— Request —
Send back the entries below exactly as they appear.

────────

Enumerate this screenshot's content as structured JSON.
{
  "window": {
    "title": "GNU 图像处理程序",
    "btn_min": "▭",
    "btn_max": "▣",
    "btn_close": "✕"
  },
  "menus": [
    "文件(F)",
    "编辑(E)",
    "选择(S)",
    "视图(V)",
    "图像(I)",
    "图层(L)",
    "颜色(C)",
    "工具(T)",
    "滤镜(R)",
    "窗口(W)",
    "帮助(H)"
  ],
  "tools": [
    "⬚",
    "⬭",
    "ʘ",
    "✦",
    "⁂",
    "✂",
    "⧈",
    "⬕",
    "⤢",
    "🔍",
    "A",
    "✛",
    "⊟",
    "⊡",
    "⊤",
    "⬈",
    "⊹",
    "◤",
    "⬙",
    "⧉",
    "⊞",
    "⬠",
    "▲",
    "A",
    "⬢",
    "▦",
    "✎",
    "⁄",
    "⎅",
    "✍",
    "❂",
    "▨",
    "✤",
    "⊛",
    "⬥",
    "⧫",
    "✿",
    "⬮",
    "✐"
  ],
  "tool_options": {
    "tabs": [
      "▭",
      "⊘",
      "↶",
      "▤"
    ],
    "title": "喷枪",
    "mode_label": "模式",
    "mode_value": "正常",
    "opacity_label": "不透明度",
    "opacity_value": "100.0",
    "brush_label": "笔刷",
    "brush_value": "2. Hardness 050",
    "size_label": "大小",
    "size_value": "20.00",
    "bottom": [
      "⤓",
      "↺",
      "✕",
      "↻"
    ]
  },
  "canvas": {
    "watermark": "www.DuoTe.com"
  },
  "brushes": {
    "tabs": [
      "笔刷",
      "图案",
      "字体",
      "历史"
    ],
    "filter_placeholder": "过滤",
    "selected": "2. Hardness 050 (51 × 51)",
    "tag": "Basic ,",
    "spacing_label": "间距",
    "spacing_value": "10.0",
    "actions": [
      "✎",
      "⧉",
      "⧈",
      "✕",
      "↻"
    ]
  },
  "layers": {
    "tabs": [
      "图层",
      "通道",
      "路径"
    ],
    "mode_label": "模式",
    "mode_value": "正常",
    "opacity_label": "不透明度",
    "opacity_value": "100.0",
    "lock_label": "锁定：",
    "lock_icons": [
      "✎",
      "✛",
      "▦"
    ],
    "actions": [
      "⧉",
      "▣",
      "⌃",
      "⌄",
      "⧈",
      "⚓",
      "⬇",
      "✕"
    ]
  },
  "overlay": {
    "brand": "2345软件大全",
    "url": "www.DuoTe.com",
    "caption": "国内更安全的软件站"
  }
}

────────

— Solution to this task —
Enumerate this screenshot's content as structured JSON.
{
  "window": {
    "title": "GNU 图像处理程序",
    "btn_min": "▭",
    "btn_max": "▣",
    "btn_close": "✕"
  },
  "menus": [
    "文件(F)",
    "编辑(E)",
    "选择(S)",
    "视图(V)",
    "图像(I)",
    "图层(L)",
    "颜色(C)",
    "工具(T)",
    "滤镜(R)",
    "窗口(W)",
    "帮助(H)"
  ],
  "tools": [
    "⬚",
    "⬭",
    "ʘ",
    "✦",
    "⁂",
    "✂",
    "⧈",
    "⬕",
    "⤢",
    "🔍",
    "A",
    "✛",
    "⊟",
    "⊡",
    "⊤",
    "⬈",
    "⊹",
    "◤",
    "⬙",
    "⧉",
    "⊞",
    "⬠",
    "▲",
    "A",
    "⬢",
    "▦",
    "✎",
    "⁄",
    "⎅",
    "✍",
    "❂",
    "▨",
    "✤",
    "⊛",
    "⬥",
    "⧫",
    "✿",
    "⬮",
    "✐"
  ],
  "tool_options": {
    "tabs": [
      "▭",
      "⊘",
      "↶",
      "▤"
    ],
    "title": "喷枪",
    "mode_label": "模式",
    "mode_value": "正常",
    "opacity_label": "不透明度",
    "opacity_value": "100.0",
    "brush_label": "笔刷",
    "brush_value": "2. Hardness 050",
    "size_label": "大小",
    "size_value": "20.00",
    "bottom": [
      "⤓",
      "↺",
      "✕",
      "↻"
    ]
  },
  "canvas": {
    "watermark": "www.DuoTe.com"
  },
  "brushes": {
    "tabs": [
      "笔刷",
      "图案",
      "字体",
      "历史"
    ],
    "filter_placeholder": "过滤",
    "selected": "2. Hardness 050 (51 × 51)",
    "tag": "Basic ,",
    "spacing_label": "间距",
    "spacing_value": "10.0",
    "actions": [
      "✎",
      "⧉",
      "⧈",
      "✕",
      "↻"
    ]
  },
  "layers": {
    "tabs": [
      "图层",
      "通道",
      "路径"
    ],
    "mode_label": "模式",
    "mode_value": "正常",
    "opacity_label": "不透明度",
    "opacity_value": "100.0",
    "lock_label": "锁定：",
    "lock_icons": [
      "✎",
      "✛",
      "▦"
    ],
    "actions": [
      "⧉",
      "▣",
      "⌃",
      "⌄",
      "⧈",
      "⚓",
      "⬇",
      "✕"
    ]
  },
  "overlay": {
    "brand": "2345软件大全",
    "url": "www.DuoTe.com",
    "caption": "国内更安全的软件站"
  }
}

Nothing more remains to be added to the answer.